TASK DETAILS ::
Retype every line of the material below without changing a single character.

Stored items ::
════

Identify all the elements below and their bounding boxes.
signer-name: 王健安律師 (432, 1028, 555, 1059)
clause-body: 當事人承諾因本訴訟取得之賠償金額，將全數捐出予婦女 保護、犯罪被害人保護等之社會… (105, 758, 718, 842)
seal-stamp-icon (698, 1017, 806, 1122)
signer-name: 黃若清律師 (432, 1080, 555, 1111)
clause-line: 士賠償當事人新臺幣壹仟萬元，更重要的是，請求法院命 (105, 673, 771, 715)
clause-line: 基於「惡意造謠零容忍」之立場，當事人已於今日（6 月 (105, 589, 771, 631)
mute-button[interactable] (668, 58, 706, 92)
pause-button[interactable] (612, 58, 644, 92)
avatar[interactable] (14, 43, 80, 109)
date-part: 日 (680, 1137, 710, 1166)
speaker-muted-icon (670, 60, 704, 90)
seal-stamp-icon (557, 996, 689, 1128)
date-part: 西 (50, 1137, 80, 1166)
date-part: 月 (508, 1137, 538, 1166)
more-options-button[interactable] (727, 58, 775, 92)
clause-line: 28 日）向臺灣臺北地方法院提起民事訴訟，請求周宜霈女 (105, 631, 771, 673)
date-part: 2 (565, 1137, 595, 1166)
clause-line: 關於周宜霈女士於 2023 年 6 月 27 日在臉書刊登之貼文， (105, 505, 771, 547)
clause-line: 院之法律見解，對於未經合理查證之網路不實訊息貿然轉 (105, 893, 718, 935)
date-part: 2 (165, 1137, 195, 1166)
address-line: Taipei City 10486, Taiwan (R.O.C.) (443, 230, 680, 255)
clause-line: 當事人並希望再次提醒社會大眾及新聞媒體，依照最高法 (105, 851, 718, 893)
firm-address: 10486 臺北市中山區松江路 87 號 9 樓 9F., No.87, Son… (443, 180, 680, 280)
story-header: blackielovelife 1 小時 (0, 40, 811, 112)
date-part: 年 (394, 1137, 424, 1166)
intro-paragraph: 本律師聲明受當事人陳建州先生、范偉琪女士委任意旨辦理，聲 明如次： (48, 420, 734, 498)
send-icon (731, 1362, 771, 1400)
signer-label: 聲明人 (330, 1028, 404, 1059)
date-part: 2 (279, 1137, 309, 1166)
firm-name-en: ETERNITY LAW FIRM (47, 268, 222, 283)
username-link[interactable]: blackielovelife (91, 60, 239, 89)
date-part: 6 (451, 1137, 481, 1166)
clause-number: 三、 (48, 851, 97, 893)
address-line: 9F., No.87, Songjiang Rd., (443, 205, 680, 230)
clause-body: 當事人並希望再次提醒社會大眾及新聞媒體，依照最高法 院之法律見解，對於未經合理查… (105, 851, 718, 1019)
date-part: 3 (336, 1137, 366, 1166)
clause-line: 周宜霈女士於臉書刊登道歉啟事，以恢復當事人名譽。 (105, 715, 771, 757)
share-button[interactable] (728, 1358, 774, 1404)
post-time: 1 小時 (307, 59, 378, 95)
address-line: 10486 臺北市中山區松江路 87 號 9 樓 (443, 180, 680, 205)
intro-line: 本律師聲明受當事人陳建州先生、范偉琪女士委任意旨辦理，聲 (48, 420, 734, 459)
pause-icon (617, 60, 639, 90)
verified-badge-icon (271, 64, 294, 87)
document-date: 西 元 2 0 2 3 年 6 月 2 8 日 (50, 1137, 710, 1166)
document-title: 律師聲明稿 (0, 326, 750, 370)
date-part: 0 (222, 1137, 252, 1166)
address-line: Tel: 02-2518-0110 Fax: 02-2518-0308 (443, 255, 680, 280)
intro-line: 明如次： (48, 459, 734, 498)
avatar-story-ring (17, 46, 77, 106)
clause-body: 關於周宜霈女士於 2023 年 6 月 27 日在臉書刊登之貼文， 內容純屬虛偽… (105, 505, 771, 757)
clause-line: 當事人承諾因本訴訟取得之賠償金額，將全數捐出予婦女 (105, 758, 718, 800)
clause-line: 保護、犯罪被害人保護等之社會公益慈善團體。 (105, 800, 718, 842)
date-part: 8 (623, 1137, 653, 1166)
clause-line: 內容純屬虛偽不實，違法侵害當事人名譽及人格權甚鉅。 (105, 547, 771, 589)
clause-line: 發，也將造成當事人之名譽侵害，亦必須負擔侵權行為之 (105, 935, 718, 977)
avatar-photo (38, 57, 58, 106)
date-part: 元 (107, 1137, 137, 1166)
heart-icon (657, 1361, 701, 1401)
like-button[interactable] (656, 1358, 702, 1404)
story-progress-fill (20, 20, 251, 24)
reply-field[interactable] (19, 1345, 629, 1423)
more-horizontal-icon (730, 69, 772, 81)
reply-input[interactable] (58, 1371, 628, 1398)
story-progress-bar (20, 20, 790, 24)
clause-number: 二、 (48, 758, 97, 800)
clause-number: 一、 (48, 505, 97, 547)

════

REPLY ::
Identify all the elements below and their bounding boxes.
signer-name: 王健安律師 (432, 1028, 555, 1059)
clause-body: 當事人承諾因本訴訟取得之賠償金額，將全數捐出予婦女 保護、犯罪被害人保護等之社會… (105, 758, 718, 842)
seal-stamp-icon (698, 1017, 806, 1122)
signer-name: 黃若清律師 (432, 1080, 555, 1111)
clause-line: 士賠償當事人新臺幣壹仟萬元，更重要的是，請求法院命 (105, 673, 771, 715)
clause-line: 基於「惡意造謠零容忍」之立場，當事人已於今日（6 月 (105, 589, 771, 631)
mute-button[interactable] (668, 58, 706, 92)
pause-button[interactable] (612, 58, 644, 92)
avatar[interactable] (14, 43, 80, 109)
date-part: 日 (680, 1137, 710, 1166)
speaker-muted-icon (670, 60, 704, 90)
seal-stamp-icon (557, 996, 689, 1128)
date-part: 西 (50, 1137, 80, 1166)
date-part: 月 (508, 1137, 538, 1166)
more-options-button[interactable] (727, 58, 775, 92)
clause-line: 28 日）向臺灣臺北地方法院提起民事訴訟，請求周宜霈女 (105, 631, 771, 673)
date-part: 2 (565, 1137, 595, 1166)
clause-line: 關於周宜霈女士於 2023 年 6 月 27 日在臉書刊登之貼文， (105, 505, 771, 547)
clause-line: 院之法律見解，對於未經合理查證之網路不實訊息貿然轉 (105, 893, 718, 935)
date-part: 2 (165, 1137, 195, 1166)
address-line: Taipei City 10486, Taiwan (R.O.C.) (443, 230, 680, 255)
clause-line: 當事人並希望再次提醒社會大眾及新聞媒體，依照最高法 (105, 851, 718, 893)
firm-address: 10486 臺北市中山區松江路 87 號 9 樓 9F., No.87, Son… (443, 180, 680, 280)
story-header: blackielovelife 1 小時 (0, 40, 811, 112)
date-part: 年 (394, 1137, 424, 1166)
intro-paragraph: 本律師聲明受當事人陳建州先生、范偉琪女士委任意旨辦理，聲 明如次： (48, 420, 734, 498)
send-icon (731, 1362, 771, 1400)
signer-label: 聲明人 (330, 1028, 404, 1059)
date-part: 2 (279, 1137, 309, 1166)
firm-name-en: ETERNITY LAW FIRM (47, 268, 222, 283)
username-link[interactable]: blackielovelife (91, 60, 239, 89)
date-part: 6 (451, 1137, 481, 1166)
clause-number: 三、 (48, 851, 97, 893)
address-line: 9F., No.87, Songjiang Rd., (443, 205, 680, 230)
clause-body: 當事人並希望再次提醒社會大眾及新聞媒體，依照最高法 院之法律見解，對於未經合理查… (105, 851, 718, 1019)
date-part: 3 (336, 1137, 366, 1166)
clause-line: 周宜霈女士於臉書刊登道歉啟事，以恢復當事人名譽。 (105, 715, 771, 757)
share-button[interactable] (728, 1358, 774, 1404)
post-time: 1 小時 (307, 59, 378, 95)
address-line: 10486 臺北市中山區松江路 87 號 9 樓 (443, 180, 680, 205)
intro-line: 本律師聲明受當事人陳建州先生、范偉琪女士委任意旨辦理，聲 (48, 420, 734, 459)
pause-icon (617, 60, 639, 90)
verified-badge-icon (271, 64, 294, 87)
document-date: 西 元 2 0 2 3 年 6 月 2 8 日 (50, 1137, 710, 1166)
document-title: 律師聲明稿 (0, 326, 750, 370)
date-part: 0 (222, 1137, 252, 1166)
address-line: Tel: 02-2518-0110 Fax: 02-2518-0308 (443, 255, 680, 280)
intro-line: 明如次： (48, 459, 734, 498)
avatar-story-ring (17, 46, 77, 106)
clause-body: 關於周宜霈女士於 2023 年 6 月 27 日在臉書刊登之貼文， 內容純屬虛偽… (105, 505, 771, 757)
clause-line: 當事人承諾因本訴訟取得之賠償金額，將全數捐出予婦女 (105, 758, 718, 800)
clause-line: 保護、犯罪被害人保護等之社會公益慈善團體。 (105, 800, 718, 842)
date-part: 8 (623, 1137, 653, 1166)
clause-line: 內容純屬虛偽不實，違法侵害當事人名譽及人格權甚鉅。 (105, 547, 771, 589)
clause-line: 發，也將造成當事人之名譽侵害，亦必須負擔侵權行為之 (105, 935, 718, 977)
avatar-photo (38, 57, 58, 106)
date-part: 元 (107, 1137, 137, 1166)
heart-icon (657, 1361, 701, 1401)
like-button[interactable] (656, 1358, 702, 1404)
story-progress-fill (20, 20, 251, 24)
reply-field[interactable] (19, 1345, 629, 1423)
more-horizontal-icon (730, 69, 772, 81)
reply-input[interactable] (58, 1371, 628, 1398)
story-progress-bar (20, 20, 790, 24)
clause-number: 二、 (48, 758, 97, 800)
clause-number: 一、 (48, 505, 97, 547)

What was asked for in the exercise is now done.